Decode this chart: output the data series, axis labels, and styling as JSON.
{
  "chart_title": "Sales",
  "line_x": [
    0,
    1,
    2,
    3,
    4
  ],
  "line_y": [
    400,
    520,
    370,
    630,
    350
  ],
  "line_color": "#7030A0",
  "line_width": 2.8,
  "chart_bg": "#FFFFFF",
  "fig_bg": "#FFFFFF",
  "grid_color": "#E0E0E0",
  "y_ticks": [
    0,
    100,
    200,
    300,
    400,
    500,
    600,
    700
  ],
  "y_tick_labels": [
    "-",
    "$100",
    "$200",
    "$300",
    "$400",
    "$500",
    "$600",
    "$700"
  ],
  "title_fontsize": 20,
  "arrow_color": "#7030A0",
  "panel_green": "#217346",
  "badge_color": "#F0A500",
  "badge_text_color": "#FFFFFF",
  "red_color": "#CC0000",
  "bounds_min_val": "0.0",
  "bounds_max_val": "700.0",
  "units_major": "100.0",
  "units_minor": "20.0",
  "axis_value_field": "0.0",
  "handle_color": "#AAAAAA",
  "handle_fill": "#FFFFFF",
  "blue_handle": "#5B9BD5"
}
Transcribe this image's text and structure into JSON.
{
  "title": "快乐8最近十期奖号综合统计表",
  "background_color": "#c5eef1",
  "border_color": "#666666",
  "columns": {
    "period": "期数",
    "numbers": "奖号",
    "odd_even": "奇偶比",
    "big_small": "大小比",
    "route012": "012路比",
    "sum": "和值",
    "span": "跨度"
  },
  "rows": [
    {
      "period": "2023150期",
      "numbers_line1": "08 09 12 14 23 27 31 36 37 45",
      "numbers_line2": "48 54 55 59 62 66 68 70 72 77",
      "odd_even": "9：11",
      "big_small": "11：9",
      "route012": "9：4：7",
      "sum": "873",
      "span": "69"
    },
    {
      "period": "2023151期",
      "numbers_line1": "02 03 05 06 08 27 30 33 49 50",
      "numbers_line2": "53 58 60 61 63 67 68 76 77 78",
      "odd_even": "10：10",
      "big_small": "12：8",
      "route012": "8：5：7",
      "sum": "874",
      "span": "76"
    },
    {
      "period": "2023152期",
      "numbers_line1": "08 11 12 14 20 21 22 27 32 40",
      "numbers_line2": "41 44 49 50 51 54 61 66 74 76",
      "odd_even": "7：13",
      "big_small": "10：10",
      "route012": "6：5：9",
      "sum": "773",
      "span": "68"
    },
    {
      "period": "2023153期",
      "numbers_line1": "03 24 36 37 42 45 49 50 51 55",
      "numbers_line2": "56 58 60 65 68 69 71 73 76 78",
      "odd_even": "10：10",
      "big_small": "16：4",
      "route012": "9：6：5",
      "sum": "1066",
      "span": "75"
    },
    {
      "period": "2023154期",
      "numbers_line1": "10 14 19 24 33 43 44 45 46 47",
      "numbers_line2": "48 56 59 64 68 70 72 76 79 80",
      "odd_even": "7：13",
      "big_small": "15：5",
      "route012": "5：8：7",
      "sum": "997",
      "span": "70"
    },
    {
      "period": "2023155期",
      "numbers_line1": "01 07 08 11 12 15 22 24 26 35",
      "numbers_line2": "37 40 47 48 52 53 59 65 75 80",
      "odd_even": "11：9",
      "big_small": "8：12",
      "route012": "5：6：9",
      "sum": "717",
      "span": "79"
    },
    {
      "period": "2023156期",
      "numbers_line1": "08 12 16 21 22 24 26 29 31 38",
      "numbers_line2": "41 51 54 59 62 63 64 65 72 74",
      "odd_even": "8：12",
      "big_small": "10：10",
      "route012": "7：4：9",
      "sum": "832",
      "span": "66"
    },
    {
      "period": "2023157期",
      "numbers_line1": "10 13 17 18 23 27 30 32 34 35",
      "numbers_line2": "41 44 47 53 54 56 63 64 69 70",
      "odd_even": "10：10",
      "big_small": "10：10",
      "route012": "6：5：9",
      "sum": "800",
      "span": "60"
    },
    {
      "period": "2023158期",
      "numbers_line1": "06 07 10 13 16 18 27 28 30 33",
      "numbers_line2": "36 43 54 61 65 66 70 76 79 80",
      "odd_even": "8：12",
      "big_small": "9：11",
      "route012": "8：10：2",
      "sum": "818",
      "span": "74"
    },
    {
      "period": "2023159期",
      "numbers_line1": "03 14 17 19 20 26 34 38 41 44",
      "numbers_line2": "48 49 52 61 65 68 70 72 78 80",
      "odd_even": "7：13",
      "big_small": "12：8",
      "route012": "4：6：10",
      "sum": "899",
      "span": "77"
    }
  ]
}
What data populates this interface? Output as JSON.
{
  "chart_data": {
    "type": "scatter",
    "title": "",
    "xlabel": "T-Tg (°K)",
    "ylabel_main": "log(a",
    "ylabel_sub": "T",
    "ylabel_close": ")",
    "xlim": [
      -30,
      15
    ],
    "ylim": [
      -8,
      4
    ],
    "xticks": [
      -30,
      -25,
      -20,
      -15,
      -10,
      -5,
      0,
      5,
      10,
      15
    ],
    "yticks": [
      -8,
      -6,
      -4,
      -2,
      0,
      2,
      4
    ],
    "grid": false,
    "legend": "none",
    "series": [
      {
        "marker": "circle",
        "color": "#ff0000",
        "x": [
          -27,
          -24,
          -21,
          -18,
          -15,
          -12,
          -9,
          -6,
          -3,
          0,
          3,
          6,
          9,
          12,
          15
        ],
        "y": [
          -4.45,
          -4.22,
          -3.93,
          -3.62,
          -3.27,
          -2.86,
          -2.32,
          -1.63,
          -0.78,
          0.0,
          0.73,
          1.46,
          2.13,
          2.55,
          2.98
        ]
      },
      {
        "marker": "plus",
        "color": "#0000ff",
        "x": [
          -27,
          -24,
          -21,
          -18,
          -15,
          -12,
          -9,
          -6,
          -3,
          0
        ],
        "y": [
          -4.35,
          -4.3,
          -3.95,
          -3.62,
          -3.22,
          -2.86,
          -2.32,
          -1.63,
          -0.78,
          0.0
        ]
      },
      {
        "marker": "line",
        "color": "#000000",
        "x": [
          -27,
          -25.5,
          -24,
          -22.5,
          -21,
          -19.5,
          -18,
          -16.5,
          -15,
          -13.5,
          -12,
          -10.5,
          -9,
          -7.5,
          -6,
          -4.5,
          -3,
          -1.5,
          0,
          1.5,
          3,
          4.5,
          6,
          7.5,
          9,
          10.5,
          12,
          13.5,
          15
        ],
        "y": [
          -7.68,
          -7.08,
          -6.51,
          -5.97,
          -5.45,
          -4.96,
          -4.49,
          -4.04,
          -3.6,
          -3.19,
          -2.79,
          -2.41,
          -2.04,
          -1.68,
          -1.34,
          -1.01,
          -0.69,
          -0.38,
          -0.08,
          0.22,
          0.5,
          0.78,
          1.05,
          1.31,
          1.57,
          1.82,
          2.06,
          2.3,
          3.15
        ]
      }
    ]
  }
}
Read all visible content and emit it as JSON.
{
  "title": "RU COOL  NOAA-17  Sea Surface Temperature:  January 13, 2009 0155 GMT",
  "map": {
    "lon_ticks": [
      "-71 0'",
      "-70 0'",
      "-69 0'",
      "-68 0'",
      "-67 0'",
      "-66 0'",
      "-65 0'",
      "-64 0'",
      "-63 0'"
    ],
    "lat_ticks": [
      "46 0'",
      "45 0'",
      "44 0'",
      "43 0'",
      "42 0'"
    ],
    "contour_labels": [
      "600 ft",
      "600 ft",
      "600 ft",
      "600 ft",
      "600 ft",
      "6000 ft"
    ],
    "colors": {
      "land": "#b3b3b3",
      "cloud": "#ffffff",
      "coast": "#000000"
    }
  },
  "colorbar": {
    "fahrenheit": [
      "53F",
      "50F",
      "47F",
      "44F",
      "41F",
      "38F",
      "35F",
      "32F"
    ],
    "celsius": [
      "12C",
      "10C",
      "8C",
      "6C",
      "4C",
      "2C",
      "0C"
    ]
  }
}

══════════

Task directions: Return the lines beginning at the one that contains "Read all visible content and emit it as JSON." and continuing through the last line of the data, exactly as they stand and without any others.

Final result:
Read all visible content and emit it as JSON.
{
  "title": "RU COOL  NOAA-17  Sea Surface Temperature:  January 13, 2009 0155 GMT",
  "map": {
    "lon_ticks": [
      "-71 0'",
      "-70 0'",
      "-69 0'",
      "-68 0'",
      "-67 0'",
      "-66 0'",
      "-65 0'",
      "-64 0'",
      "-63 0'"
    ],
    "lat_ticks": [
      "46 0'",
      "45 0'",
      "44 0'",
      "43 0'",
      "42 0'"
    ],
    "contour_labels": [
      "600 ft",
      "600 ft",
      "600 ft",
      "600 ft",
      "600 ft",
      "6000 ft"
    ],
    "colors": {
      "land": "#b3b3b3",
      "cloud": "#ffffff",
      "coast": "#000000"
    }
  },
  "colorbar": {
    "fahrenheit": [
      "53F",
      "50F",
      "47F",
      "44F",
      "41F",
      "38F",
      "35F",
      "32F"
    ],
    "celsius": [
      "12C",
      "10C",
      "8C",
      "6C",
      "4C",
      "2C",
      "0C"
    ]
  }
}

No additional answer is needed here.